* Problem description
Transcribe every line of the listing below without any deviation.

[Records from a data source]
________

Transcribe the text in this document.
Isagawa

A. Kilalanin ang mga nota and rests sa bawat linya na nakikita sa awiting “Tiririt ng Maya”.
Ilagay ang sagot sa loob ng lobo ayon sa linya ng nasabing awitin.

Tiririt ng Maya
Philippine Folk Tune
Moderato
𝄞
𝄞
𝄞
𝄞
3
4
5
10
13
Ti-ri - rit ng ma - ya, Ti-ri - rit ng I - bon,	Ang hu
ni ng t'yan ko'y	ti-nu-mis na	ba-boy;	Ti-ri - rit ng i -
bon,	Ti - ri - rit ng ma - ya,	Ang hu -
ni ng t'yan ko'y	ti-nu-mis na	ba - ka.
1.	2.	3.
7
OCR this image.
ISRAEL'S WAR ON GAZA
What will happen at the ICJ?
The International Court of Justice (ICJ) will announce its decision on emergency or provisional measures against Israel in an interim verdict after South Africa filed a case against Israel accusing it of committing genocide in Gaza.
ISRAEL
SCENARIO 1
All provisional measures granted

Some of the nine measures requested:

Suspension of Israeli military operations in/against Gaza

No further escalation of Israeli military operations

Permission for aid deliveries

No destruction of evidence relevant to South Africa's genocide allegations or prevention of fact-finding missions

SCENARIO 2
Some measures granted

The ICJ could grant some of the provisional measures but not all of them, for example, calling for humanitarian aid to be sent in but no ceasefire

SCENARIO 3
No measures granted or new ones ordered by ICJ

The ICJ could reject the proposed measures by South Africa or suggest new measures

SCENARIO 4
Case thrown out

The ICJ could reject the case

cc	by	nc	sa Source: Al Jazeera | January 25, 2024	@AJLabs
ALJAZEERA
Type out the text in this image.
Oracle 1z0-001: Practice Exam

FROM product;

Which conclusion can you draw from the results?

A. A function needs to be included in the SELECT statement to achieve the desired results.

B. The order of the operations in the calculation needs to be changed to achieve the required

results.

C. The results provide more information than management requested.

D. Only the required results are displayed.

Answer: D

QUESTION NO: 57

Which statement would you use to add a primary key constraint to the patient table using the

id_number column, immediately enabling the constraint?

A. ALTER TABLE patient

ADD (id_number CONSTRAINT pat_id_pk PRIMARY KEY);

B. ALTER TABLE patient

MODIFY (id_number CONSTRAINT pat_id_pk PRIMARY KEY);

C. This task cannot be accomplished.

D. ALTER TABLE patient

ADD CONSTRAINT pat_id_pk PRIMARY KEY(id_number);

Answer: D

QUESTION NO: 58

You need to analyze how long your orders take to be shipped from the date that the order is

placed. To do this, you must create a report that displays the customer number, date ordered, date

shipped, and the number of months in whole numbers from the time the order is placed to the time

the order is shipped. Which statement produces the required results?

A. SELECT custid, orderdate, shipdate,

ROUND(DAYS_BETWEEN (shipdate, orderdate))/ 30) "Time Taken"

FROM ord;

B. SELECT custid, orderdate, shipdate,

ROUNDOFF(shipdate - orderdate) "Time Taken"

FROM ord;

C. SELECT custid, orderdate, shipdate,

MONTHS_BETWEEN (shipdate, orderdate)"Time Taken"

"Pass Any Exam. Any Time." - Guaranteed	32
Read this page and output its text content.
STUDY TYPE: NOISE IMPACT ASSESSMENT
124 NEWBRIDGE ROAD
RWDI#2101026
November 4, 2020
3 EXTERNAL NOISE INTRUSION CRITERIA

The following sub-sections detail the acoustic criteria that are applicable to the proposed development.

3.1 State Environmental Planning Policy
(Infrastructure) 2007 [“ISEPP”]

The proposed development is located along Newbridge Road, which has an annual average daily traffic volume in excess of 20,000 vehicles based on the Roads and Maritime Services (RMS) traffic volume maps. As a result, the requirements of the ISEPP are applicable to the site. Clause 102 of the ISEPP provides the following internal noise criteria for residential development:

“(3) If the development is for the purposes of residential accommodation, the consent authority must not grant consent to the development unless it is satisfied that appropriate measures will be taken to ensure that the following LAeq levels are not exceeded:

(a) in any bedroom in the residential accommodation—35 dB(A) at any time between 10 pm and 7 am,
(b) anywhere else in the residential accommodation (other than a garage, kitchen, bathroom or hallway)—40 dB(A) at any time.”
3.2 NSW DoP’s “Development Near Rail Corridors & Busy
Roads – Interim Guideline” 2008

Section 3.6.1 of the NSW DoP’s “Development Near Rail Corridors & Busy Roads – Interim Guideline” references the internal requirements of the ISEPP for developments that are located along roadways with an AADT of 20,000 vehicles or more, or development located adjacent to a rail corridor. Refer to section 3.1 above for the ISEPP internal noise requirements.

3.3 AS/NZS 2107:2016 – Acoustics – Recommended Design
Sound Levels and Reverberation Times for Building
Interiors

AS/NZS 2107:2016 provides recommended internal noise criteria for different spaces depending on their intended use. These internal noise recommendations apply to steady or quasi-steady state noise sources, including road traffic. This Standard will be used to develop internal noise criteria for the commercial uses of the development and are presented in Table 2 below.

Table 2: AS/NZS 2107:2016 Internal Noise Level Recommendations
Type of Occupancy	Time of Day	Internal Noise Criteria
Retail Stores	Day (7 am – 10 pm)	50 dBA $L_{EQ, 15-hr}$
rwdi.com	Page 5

________

* Full solution
Transcribe the text in this document.
Isagawa

A. Kilalanin ang mga nota and rests sa bawat linya na nakikita sa awiting “Tiririt ng Maya”.
Ilagay ang sagot sa loob ng lobo ayon sa linya ng nasabing awitin.

Tiririt ng Maya
Philippine Folk Tune
Moderato
𝄞
𝄞
𝄞
𝄞
3
4
5
10
13
Ti-ri - rit ng ma - ya, Ti-ri - rit ng I - bon,	Ang hu
ni ng t'yan ko'y	ti-nu-mis na	ba-boy;	Ti-ri - rit ng i -
bon,	Ti - ri - rit ng ma - ya,	Ang hu -
ni ng t'yan ko'y	ti-nu-mis na	ba - ka.
1.	2.	3.
7
OCR this image.
ISRAEL'S WAR ON GAZA
What will happen at the ICJ?
The International Court of Justice (ICJ) will announce its decision on emergency or provisional measures against Israel in an interim verdict after South Africa filed a case against Israel accusing it of committing genocide in Gaza.
ISRAEL
SCENARIO 1
All provisional measures granted

Some of the nine measures requested:

Suspension of Israeli military operations in/against Gaza

No further escalation of Israeli military operations

Permission for aid deliveries

No destruction of evidence relevant to South Africa's genocide allegations or prevention of fact-finding missions

SCENARIO 2
Some measures granted

The ICJ could grant some of the provisional measures but not all of them, for example, calling for humanitarian aid to be sent in but no ceasefire

SCENARIO 3
No measures granted or new ones ordered by ICJ

The ICJ could reject the proposed measures by South Africa or suggest new measures

SCENARIO 4
Case thrown out

The ICJ could reject the case

cc	by	nc	sa Source: Al Jazeera | January 25, 2024	@AJLabs
ALJAZEERA
Type out the text in this image.
Oracle 1z0-001: Practice Exam

FROM product;

Which conclusion can you draw from the results?

A. A function needs to be included in the SELECT statement to achieve the desired results.

B. The order of the operations in the calculation needs to be changed to achieve the required

results.

C. The results provide more information than management requested.

D. Only the required results are displayed.

Answer: D

QUESTION NO: 57

Which statement would you use to add a primary key constraint to the patient table using the

id_number column, immediately enabling the constraint?

A. ALTER TABLE patient

ADD (id_number CONSTRAINT pat_id_pk PRIMARY KEY);

B. ALTER TABLE patient

MODIFY (id_number CONSTRAINT pat_id_pk PRIMARY KEY);

C. This task cannot be accomplished.

D. ALTER TABLE patient

ADD CONSTRAINT pat_id_pk PRIMARY KEY(id_number);

Answer: D

QUESTION NO: 58

You need to analyze how long your orders take to be shipped from the date that the order is

placed. To do this, you must create a report that displays the customer number, date ordered, date

shipped, and the number of months in whole numbers from the time the order is placed to the time

the order is shipped. Which statement produces the required results?

A. SELECT custid, orderdate, shipdate,

ROUND(DAYS_BETWEEN (shipdate, orderdate))/ 30) "Time Taken"

FROM ord;

B. SELECT custid, orderdate, shipdate,

ROUNDOFF(shipdate - orderdate) "Time Taken"

FROM ord;

C. SELECT custid, orderdate, shipdate,

MONTHS_BETWEEN (shipdate, orderdate)"Time Taken"

"Pass Any Exam. Any Time." - Guaranteed	32
Read this page and output its text content.
STUDY TYPE: NOISE IMPACT ASSESSMENT
124 NEWBRIDGE ROAD
RWDI#2101026
November 4, 2020
3 EXTERNAL NOISE INTRUSION CRITERIA

The following sub-sections detail the acoustic criteria that are applicable to the proposed development.

3.1 State Environmental Planning Policy
(Infrastructure) 2007 [“ISEPP”]

The proposed development is located along Newbridge Road, which has an annual average daily traffic volume in excess of 20,000 vehicles based on the Roads and Maritime Services (RMS) traffic volume maps. As a result, the requirements of the ISEPP are applicable to the site. Clause 102 of the ISEPP provides the following internal noise criteria for residential development:

“(3) If the development is for the purposes of residential accommodation, the consent authority must not grant consent to the development unless it is satisfied that appropriate measures will be taken to ensure that the following LAeq levels are not exceeded:

(a) in any bedroom in the residential accommodation—35 dB(A) at any time between 10 pm and 7 am,
(b) anywhere else in the residential accommodation (other than a garage, kitchen, bathroom or hallway)—40 dB(A) at any time.”
3.2 NSW DoP’s “Development Near Rail Corridors & Busy
Roads – Interim Guideline” 2008

Section 3.6.1 of the NSW DoP’s “Development Near Rail Corridors & Busy Roads – Interim Guideline” references the internal requirements of the ISEPP for developments that are located along roadways with an AADT of 20,000 vehicles or more, or development located adjacent to a rail corridor. Refer to section 3.1 above for the ISEPP internal noise requirements.

3.3 AS/NZS 2107:2016 – Acoustics – Recommended Design
Sound Levels and Reverberation Times for Building
Interiors

AS/NZS 2107:2016 provides recommended internal noise criteria for different spaces depending on their intended use. These internal noise recommendations apply to steady or quasi-steady state noise sources, including road traffic. This Standard will be used to develop internal noise criteria for the commercial uses of the development and are presented in Table 2 below.

Table 2: AS/NZS 2107:2016 Internal Noise Level Recommendations
Type of Occupancy	Time of Day	Internal Noise Criteria
Retail Stores	Day (7 am – 10 pm)	50 dBA $L_{EQ, 15-hr}$
rwdi.com	Page 5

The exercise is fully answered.